■ **What is required**
Beginning with the line where "Transcribe the text in this document." appears, repeat every remaining line of the entries exactly, the last line included.

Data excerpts
==*==
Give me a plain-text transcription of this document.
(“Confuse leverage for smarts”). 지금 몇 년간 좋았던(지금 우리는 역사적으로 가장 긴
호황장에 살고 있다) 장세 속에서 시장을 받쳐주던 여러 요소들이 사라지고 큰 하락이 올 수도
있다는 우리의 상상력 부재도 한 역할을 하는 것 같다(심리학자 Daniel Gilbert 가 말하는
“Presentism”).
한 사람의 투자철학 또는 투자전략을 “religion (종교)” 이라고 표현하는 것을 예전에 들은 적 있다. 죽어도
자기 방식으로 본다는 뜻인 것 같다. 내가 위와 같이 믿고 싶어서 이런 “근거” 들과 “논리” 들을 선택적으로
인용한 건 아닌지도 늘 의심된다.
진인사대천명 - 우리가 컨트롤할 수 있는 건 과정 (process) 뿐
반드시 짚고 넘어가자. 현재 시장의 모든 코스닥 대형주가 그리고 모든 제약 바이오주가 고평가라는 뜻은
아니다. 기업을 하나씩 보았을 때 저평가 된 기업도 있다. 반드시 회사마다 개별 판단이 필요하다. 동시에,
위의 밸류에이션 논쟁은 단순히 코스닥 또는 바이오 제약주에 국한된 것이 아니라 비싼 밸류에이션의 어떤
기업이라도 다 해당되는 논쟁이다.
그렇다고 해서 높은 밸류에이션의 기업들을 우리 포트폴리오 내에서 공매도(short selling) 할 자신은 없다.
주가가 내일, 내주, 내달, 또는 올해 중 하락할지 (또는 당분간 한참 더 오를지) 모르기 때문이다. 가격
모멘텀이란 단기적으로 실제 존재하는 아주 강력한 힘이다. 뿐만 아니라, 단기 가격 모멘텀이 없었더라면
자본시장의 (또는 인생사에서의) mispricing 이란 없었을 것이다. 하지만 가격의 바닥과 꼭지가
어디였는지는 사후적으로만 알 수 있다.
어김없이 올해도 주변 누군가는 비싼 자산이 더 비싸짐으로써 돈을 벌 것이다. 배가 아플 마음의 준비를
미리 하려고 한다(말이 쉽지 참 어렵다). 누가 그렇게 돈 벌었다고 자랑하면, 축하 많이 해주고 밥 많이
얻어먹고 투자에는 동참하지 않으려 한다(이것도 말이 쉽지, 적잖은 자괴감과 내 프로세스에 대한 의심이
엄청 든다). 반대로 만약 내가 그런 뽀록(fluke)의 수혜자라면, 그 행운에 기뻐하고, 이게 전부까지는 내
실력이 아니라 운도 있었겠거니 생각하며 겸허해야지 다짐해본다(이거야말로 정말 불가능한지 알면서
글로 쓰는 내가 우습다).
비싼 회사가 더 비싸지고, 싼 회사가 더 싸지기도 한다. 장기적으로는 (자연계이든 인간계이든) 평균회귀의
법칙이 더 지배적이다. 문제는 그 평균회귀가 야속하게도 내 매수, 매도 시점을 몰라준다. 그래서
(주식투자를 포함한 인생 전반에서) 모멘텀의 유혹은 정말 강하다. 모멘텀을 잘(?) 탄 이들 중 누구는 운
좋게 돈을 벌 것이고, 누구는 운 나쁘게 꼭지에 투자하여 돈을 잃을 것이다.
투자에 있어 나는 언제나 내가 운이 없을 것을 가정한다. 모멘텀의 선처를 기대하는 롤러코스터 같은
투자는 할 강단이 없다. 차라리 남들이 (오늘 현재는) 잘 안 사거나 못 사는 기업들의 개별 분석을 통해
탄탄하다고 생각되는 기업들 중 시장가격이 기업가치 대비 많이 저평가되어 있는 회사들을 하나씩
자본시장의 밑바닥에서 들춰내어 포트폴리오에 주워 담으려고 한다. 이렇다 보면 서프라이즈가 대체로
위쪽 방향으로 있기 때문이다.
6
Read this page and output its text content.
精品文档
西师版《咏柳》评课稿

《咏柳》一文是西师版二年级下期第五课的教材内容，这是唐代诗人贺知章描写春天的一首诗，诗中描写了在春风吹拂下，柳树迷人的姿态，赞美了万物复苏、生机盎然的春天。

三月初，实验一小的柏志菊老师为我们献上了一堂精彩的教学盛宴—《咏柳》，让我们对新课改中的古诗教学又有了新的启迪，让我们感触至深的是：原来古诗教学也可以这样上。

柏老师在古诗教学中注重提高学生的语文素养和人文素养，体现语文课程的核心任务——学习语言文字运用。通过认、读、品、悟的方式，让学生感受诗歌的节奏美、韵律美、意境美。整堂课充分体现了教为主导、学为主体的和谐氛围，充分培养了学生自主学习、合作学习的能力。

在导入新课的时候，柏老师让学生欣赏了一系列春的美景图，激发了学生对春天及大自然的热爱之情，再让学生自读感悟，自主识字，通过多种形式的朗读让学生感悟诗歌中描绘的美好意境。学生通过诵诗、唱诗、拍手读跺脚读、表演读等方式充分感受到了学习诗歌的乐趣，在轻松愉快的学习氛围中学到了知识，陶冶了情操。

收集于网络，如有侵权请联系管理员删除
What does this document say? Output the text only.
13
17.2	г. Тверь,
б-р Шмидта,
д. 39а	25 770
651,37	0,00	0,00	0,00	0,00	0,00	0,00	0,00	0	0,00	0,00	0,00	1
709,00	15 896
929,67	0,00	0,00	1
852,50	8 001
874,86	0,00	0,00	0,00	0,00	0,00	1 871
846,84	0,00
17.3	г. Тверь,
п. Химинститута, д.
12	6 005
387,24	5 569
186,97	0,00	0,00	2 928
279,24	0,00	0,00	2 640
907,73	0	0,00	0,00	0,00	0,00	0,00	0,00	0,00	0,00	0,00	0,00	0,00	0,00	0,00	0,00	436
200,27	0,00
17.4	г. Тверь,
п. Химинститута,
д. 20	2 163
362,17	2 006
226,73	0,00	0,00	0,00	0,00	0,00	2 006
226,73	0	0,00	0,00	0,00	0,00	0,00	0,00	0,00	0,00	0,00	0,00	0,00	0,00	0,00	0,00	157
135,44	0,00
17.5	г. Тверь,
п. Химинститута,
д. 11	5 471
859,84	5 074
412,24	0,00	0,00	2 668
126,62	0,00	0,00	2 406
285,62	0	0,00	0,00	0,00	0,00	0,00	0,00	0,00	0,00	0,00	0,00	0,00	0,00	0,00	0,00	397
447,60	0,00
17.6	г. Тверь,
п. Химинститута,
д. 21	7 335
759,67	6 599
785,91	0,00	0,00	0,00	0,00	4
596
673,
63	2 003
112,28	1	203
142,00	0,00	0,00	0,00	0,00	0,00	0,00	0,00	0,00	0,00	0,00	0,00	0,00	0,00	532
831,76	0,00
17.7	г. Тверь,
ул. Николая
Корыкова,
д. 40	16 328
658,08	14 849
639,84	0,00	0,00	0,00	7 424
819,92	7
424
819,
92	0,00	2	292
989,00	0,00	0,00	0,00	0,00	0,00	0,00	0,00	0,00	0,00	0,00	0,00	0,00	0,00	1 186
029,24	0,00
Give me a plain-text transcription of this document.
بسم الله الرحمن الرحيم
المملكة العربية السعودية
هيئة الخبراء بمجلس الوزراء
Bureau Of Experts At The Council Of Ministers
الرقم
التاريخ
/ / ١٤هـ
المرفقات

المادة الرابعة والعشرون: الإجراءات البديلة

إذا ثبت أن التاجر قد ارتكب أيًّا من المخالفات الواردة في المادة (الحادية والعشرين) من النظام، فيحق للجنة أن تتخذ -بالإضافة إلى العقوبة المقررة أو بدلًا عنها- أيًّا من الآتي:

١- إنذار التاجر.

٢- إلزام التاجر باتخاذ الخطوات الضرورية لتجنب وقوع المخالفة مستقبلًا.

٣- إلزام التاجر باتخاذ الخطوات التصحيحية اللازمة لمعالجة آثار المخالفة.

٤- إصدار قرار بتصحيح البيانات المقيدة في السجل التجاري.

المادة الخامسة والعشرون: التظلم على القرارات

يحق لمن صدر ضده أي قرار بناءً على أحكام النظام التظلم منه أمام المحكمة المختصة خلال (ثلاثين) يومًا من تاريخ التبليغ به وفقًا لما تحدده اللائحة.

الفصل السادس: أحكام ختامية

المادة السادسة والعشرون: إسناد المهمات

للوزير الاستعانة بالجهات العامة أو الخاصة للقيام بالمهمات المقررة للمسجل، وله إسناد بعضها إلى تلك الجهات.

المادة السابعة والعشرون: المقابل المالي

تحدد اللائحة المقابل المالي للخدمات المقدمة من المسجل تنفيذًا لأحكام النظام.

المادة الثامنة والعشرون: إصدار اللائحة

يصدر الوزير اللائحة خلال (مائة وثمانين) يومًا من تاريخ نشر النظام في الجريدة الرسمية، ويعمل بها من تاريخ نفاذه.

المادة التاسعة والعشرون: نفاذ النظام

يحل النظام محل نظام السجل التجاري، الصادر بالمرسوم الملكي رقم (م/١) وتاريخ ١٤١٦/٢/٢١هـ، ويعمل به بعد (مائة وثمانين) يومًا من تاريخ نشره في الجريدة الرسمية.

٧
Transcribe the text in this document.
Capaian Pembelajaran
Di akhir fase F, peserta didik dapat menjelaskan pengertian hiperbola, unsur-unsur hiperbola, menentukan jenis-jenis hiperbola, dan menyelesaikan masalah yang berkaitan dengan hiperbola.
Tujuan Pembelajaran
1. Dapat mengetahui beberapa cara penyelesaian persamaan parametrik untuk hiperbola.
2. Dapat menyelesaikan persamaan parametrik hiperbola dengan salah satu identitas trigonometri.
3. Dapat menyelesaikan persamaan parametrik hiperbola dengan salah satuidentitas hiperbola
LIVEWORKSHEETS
==*==
■ **Solution for this task**
Transcribe the text in this document.
Capaian Pembelajaran
Di akhir fase F, peserta didik dapat menjelaskan pengertian hiperbola, unsur-unsur hiperbola, menentukan jenis-jenis hiperbola, dan menyelesaikan masalah yang berkaitan dengan hiperbola.
Tujuan Pembelajaran
1. Dapat mengetahui beberapa cara penyelesaian persamaan parametrik untuk hiperbola.
2. Dapat menyelesaikan persamaan parametrik hiperbola dengan salah satu identitas trigonometri.
3. Dapat menyelesaikan persamaan parametrik hiperbola dengan salah satuidentitas hiperbola
LIVEWORKSHEETS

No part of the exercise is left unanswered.